Rows from a layout dataset:
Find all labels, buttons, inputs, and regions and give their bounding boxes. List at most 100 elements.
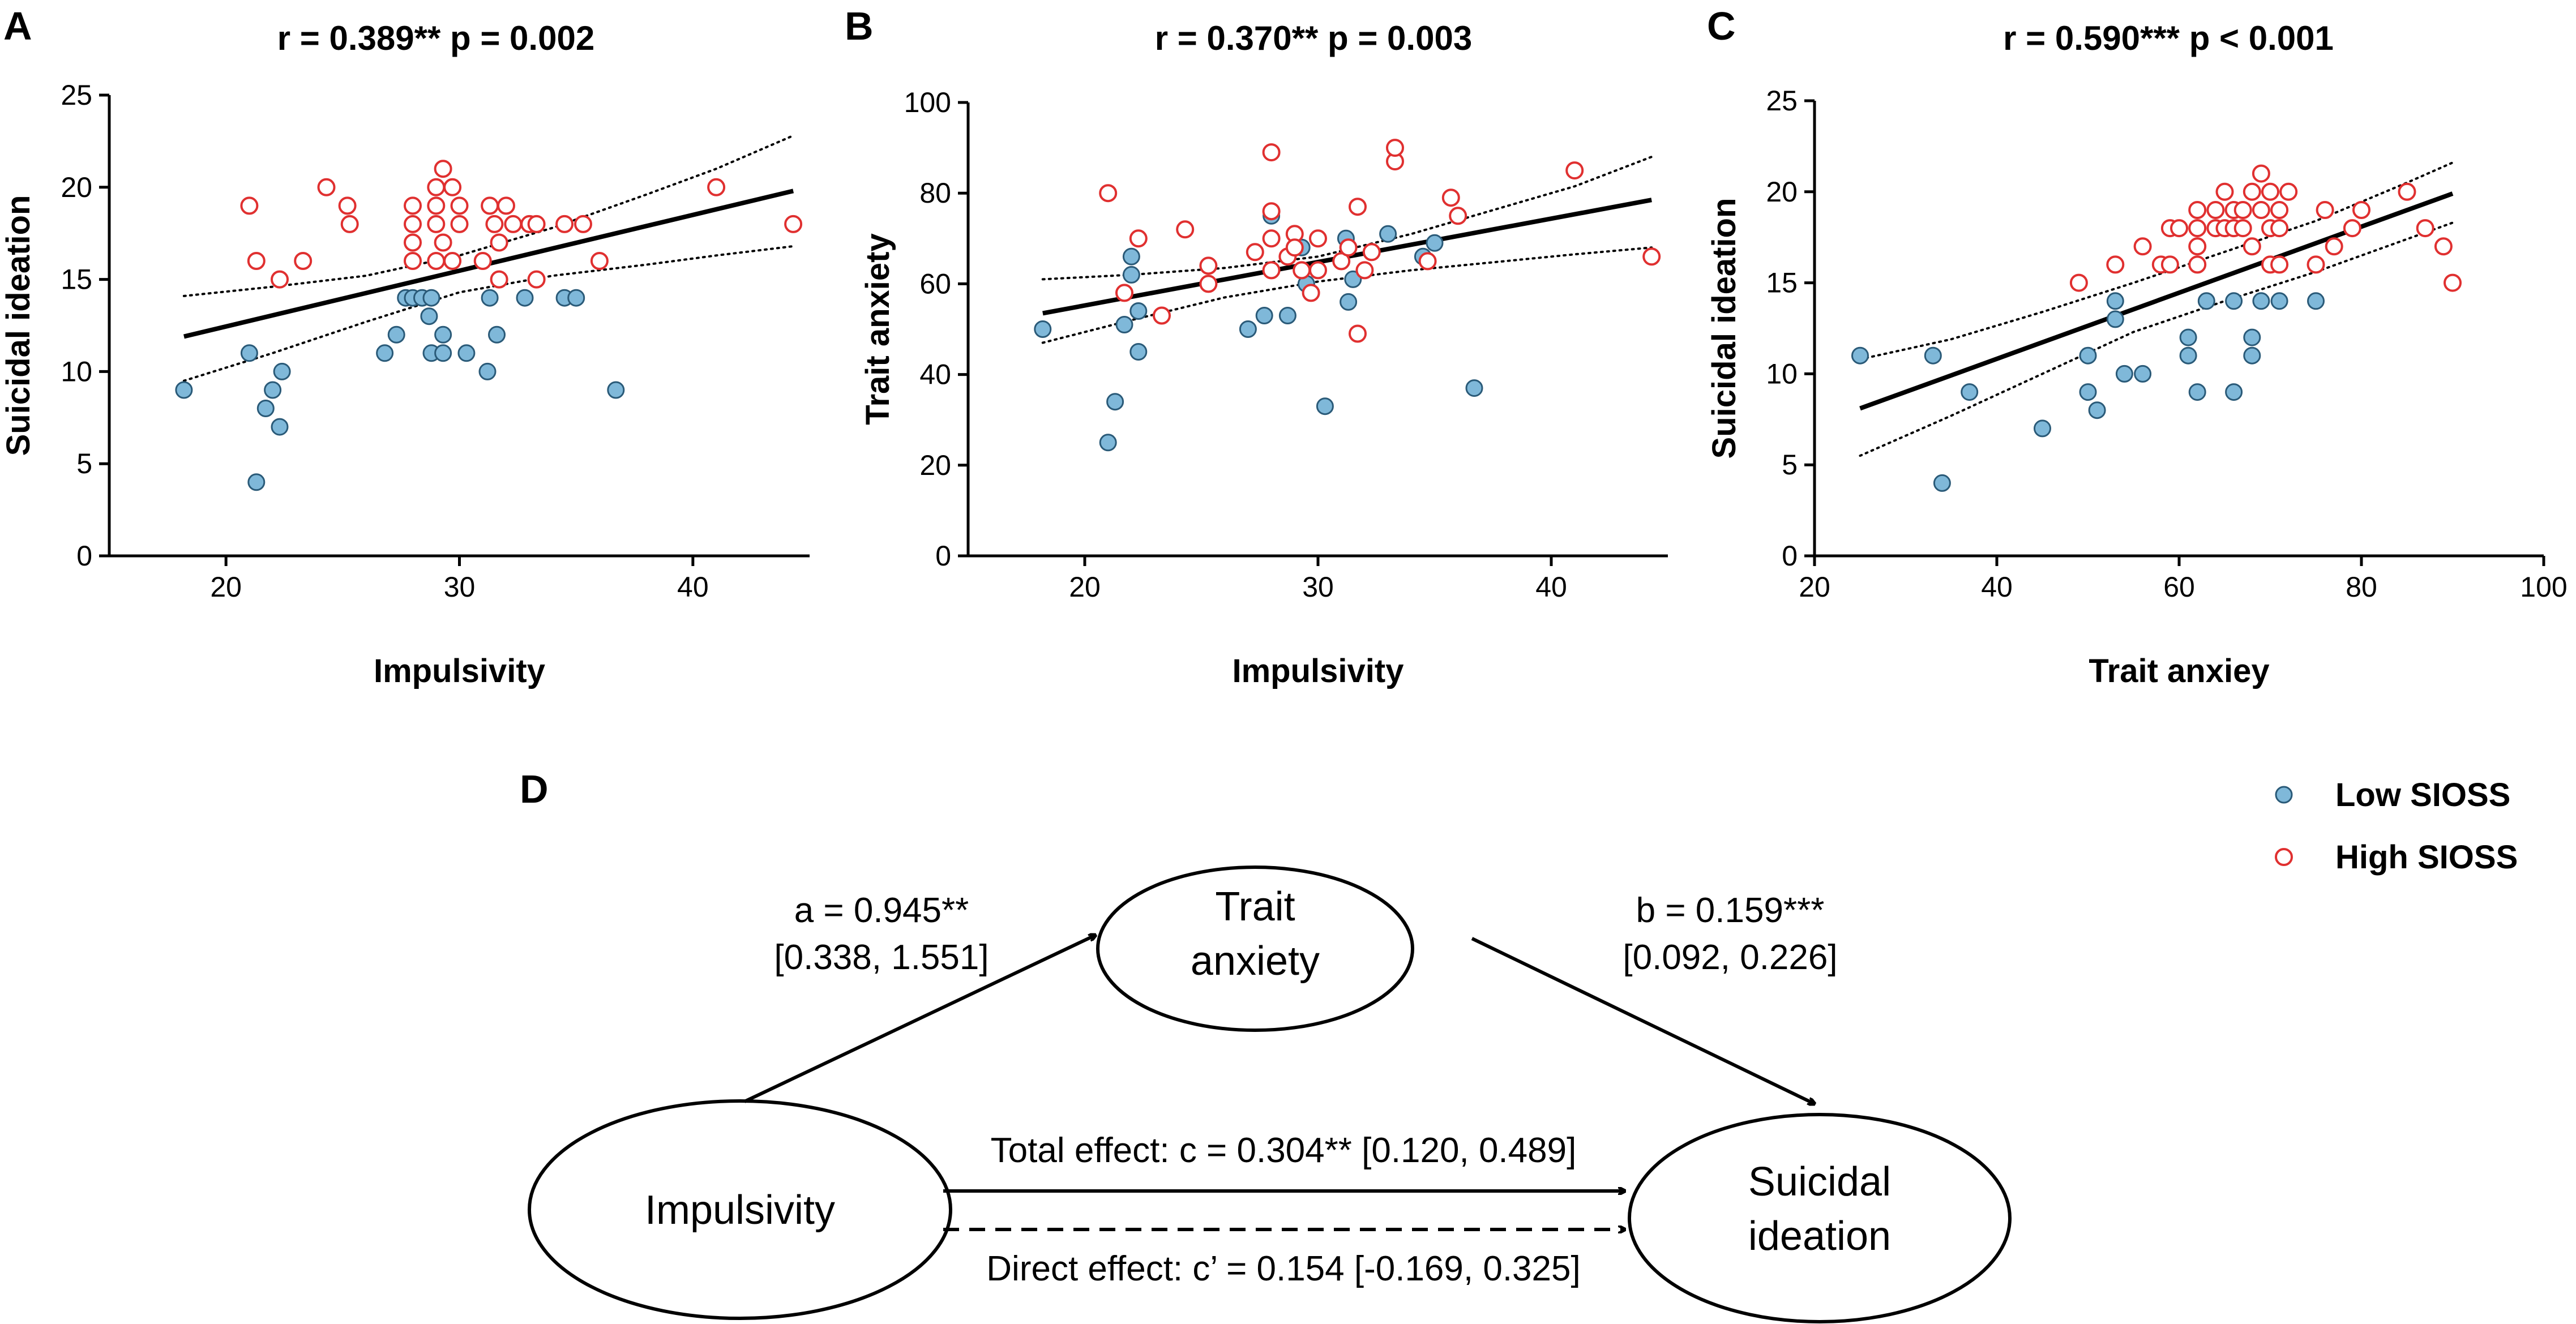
data-point-high — [2069, 273, 2088, 292]
data-point-low — [2197, 292, 2215, 310]
data-point-high — [427, 252, 446, 270]
x-tick-label: 100 — [2520, 571, 2567, 603]
panel-letter-a: A — [3, 4, 32, 48]
data-point-low — [1933, 474, 1951, 492]
data-point-high — [247, 252, 266, 270]
data-point-low — [2079, 346, 2097, 365]
x-axis-title: Impulsivity — [374, 653, 545, 689]
data-point-high — [2279, 182, 2298, 201]
y-tick-label: 0 — [935, 540, 951, 572]
data-point-high — [1262, 261, 1281, 280]
direct-effect-label: Direct effect: c’ = 0.154 [-0.169, 0.325… — [986, 1249, 1580, 1288]
y-tick-label: 10 — [61, 355, 92, 387]
data-point-high — [1441, 188, 1460, 207]
data-point-low — [1129, 343, 1148, 361]
data-point-high — [527, 270, 546, 289]
legend-marker-high — [2275, 848, 2293, 866]
data-point-high — [2316, 201, 2334, 219]
data-point-high — [1302, 284, 1320, 302]
data-point-high — [1349, 324, 1367, 343]
data-point-low — [2106, 310, 2124, 328]
data-point-low — [2225, 383, 2243, 401]
data-point-low — [271, 418, 289, 436]
stat-text: r = 0.370** p = 0.003 — [1155, 19, 1472, 57]
data-point-high — [481, 196, 499, 215]
data-point-high — [527, 215, 546, 233]
data-point-low — [1099, 434, 1117, 452]
data-point-low — [1316, 397, 1334, 415]
data-point-high — [2343, 219, 2361, 238]
data-point-high — [1246, 243, 1264, 262]
data-point-high — [1449, 207, 1467, 225]
data-point-high — [2233, 201, 2252, 219]
data-point-high — [2270, 219, 2289, 238]
data-point-high — [2188, 201, 2207, 219]
path-b-ci: [0.092, 0.226] — [1623, 938, 1837, 977]
data-point-high — [2160, 255, 2179, 274]
data-point-low — [434, 344, 452, 362]
y-tick-label: 40 — [919, 359, 951, 391]
y-axis-title: Suicidal ideation — [0, 195, 37, 456]
node-trait-anxiety — [1096, 865, 1414, 1032]
data-point-high — [490, 233, 508, 252]
data-point-high — [2215, 182, 2234, 201]
data-point-high — [317, 178, 336, 196]
data-point-low — [2134, 365, 2152, 383]
data-point-high — [434, 233, 452, 252]
data-point-high — [2307, 255, 2325, 274]
data-point-low — [1122, 247, 1140, 265]
data-point-low — [1278, 307, 1296, 324]
data-point-high — [294, 252, 313, 270]
data-point-low — [2088, 401, 2106, 419]
arrow-path-a — [743, 935, 1096, 1103]
data-point-high — [2243, 237, 2261, 256]
data-point-low — [2252, 292, 2270, 310]
path-a-ci: [0.338, 1.551] — [774, 938, 989, 977]
data-point-high — [404, 215, 422, 233]
data-point-low — [273, 362, 291, 380]
data-point-high — [2133, 237, 2152, 256]
data-point-high — [2252, 164, 2270, 183]
data-point-low — [516, 289, 534, 307]
data-point-low — [457, 344, 476, 362]
data-point-low — [1465, 379, 1483, 397]
data-point-low — [1961, 383, 1979, 401]
node-trait-anxiety-line2: anxiety — [1191, 939, 1320, 984]
ci-upper-line — [182, 134, 795, 297]
data-point-low — [2179, 328, 2197, 346]
data-point-high — [490, 270, 508, 289]
y-tick-label: 15 — [61, 264, 92, 295]
x-tick-label: 60 — [2163, 571, 2195, 603]
data-point-high — [427, 178, 446, 196]
data-point-high — [404, 196, 422, 215]
data-point-low — [1344, 270, 1362, 288]
data-point-low — [1129, 302, 1148, 320]
data-point-high — [1418, 252, 1437, 271]
data-point-high — [427, 215, 446, 233]
data-point-high — [2325, 237, 2343, 256]
data-point-low — [240, 344, 258, 362]
data-point-high — [2233, 219, 2252, 238]
data-point-low — [1106, 393, 1124, 411]
data-point-high — [1309, 229, 1327, 248]
data-point-high — [574, 215, 592, 233]
data-point-low — [481, 289, 499, 307]
data-point-high — [1199, 256, 1218, 275]
data-point-high — [1386, 139, 1404, 157]
data-point-high — [504, 215, 523, 233]
data-point-high — [1362, 243, 1381, 262]
data-point-low — [1379, 225, 1397, 243]
data-point-high — [2270, 255, 2289, 274]
data-point-high — [427, 196, 446, 215]
data-point-low — [2115, 365, 2133, 383]
node-suicidal-ideation — [1628, 1113, 2012, 1323]
y-tick-label: 10 — [1766, 358, 1798, 389]
data-point-high — [485, 215, 504, 233]
data-point-high — [240, 196, 259, 215]
data-point-high — [1293, 261, 1311, 280]
data-point-high — [1642, 247, 1661, 266]
y-tick-label: 20 — [919, 449, 951, 481]
y-tick-label: 20 — [1766, 176, 1798, 208]
data-point-low — [1340, 293, 1358, 311]
data-point-high — [2252, 201, 2270, 219]
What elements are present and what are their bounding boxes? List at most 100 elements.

Task directions:
Reproduce all of the material above verbatim, leaving out the pictures.

Solution for this exercise:
Find all labels, buttons, inputs, and regions and give their bounding boxes. List at most 100 elements.
data-point-high — [2069, 273, 2088, 292]
data-point-low — [2197, 292, 2215, 310]
data-point-high — [427, 252, 446, 270]
x-tick-label: 100 — [2520, 571, 2567, 603]
panel-letter-a: A — [3, 4, 32, 48]
data-point-low — [1933, 474, 1951, 492]
data-point-high — [247, 252, 266, 270]
data-point-low — [2079, 346, 2097, 365]
x-axis-title: Impulsivity — [374, 653, 545, 689]
data-point-high — [2279, 182, 2298, 201]
y-tick-label: 0 — [935, 540, 951, 572]
data-point-high — [1262, 261, 1281, 280]
direct-effect-label: Direct effect: c’ = 0.154 [-0.169, 0.325… — [986, 1249, 1580, 1288]
y-tick-label: 10 — [61, 355, 92, 387]
data-point-high — [1441, 188, 1460, 207]
data-point-low — [1129, 343, 1148, 361]
data-point-high — [527, 270, 546, 289]
legend-marker-high — [2275, 848, 2293, 866]
data-point-high — [2316, 201, 2334, 219]
data-point-high — [1302, 284, 1320, 302]
data-point-high — [1349, 324, 1367, 343]
data-point-low — [2106, 310, 2124, 328]
data-point-low — [2225, 383, 2243, 401]
data-point-low — [271, 418, 289, 436]
stat-text: r = 0.370** p = 0.003 — [1155, 19, 1472, 57]
data-point-high — [481, 196, 499, 215]
data-point-high — [527, 215, 546, 233]
data-point-low — [1099, 434, 1117, 452]
data-point-low — [1316, 397, 1334, 415]
data-point-high — [2343, 219, 2361, 238]
data-point-high — [1246, 243, 1264, 262]
data-point-high — [1449, 207, 1467, 225]
data-point-high — [2233, 201, 2252, 219]
data-point-high — [2270, 219, 2289, 238]
data-point-high — [2188, 201, 2207, 219]
path-b-ci: [0.092, 0.226] — [1623, 938, 1837, 977]
data-point-high — [2160, 255, 2179, 274]
data-point-low — [434, 344, 452, 362]
y-tick-label: 40 — [919, 359, 951, 391]
y-axis-title: Suicidal ideation — [0, 195, 37, 456]
node-trait-anxiety — [1096, 865, 1414, 1032]
data-point-high — [490, 233, 508, 252]
data-point-high — [2215, 182, 2234, 201]
data-point-high — [317, 178, 336, 196]
data-point-low — [2134, 365, 2152, 383]
data-point-high — [434, 233, 452, 252]
data-point-high — [2307, 255, 2325, 274]
data-point-low — [1122, 247, 1140, 265]
data-point-low — [1278, 307, 1296, 324]
data-point-high — [294, 252, 313, 270]
data-point-low — [2088, 401, 2106, 419]
arrow-path-a — [743, 935, 1096, 1103]
data-point-high — [2243, 237, 2261, 256]
data-point-low — [2252, 292, 2270, 310]
path-a-ci: [0.338, 1.551] — [774, 938, 989, 977]
data-point-high — [404, 215, 422, 233]
data-point-low — [273, 362, 291, 380]
data-point-high — [2133, 237, 2152, 256]
data-point-high — [2252, 164, 2270, 183]
data-point-low — [516, 289, 534, 307]
data-point-low — [457, 344, 476, 362]
data-point-low — [1465, 379, 1483, 397]
data-point-low — [1961, 383, 1979, 401]
node-trait-anxiety-line2: anxiety — [1191, 939, 1320, 984]
ci-upper-line — [182, 134, 795, 297]
data-point-low — [2179, 328, 2197, 346]
data-point-high — [490, 270, 508, 289]
y-tick-label: 15 — [61, 264, 92, 295]
x-tick-label: 60 — [2163, 571, 2195, 603]
data-point-high — [427, 178, 446, 196]
data-point-high — [404, 196, 422, 215]
data-point-low — [1344, 270, 1362, 288]
data-point-low — [1129, 302, 1148, 320]
data-point-high — [1418, 252, 1437, 271]
data-point-high — [427, 215, 446, 233]
data-point-high — [2325, 237, 2343, 256]
data-point-low — [240, 344, 258, 362]
data-point-high — [2233, 219, 2252, 238]
data-point-low — [1106, 393, 1124, 411]
data-point-high — [1309, 229, 1327, 248]
data-point-high — [574, 215, 592, 233]
data-point-low — [481, 289, 499, 307]
data-point-high — [1199, 256, 1218, 275]
data-point-high — [1386, 139, 1404, 157]
data-point-high — [504, 215, 523, 233]
data-point-high — [1362, 243, 1381, 262]
data-point-low — [1379, 225, 1397, 243]
data-point-high — [2270, 255, 2289, 274]
data-point-high — [427, 196, 446, 215]
data-point-low — [2115, 365, 2133, 383]
node-suicidal-ideation — [1628, 1113, 2012, 1323]
y-tick-label: 10 — [1766, 358, 1798, 389]
data-point-high — [485, 215, 504, 233]
data-point-high — [240, 196, 259, 215]
data-point-high — [1293, 261, 1311, 280]
data-point-high — [1642, 247, 1661, 266]
y-tick-label: 20 — [919, 449, 951, 481]
y-tick-label: 20 — [1766, 176, 1798, 208]
data-point-low — [1340, 293, 1358, 311]
data-point-high — [2252, 201, 2270, 219]
What elements are present and what are their bounding boxes? List at most 100 elements.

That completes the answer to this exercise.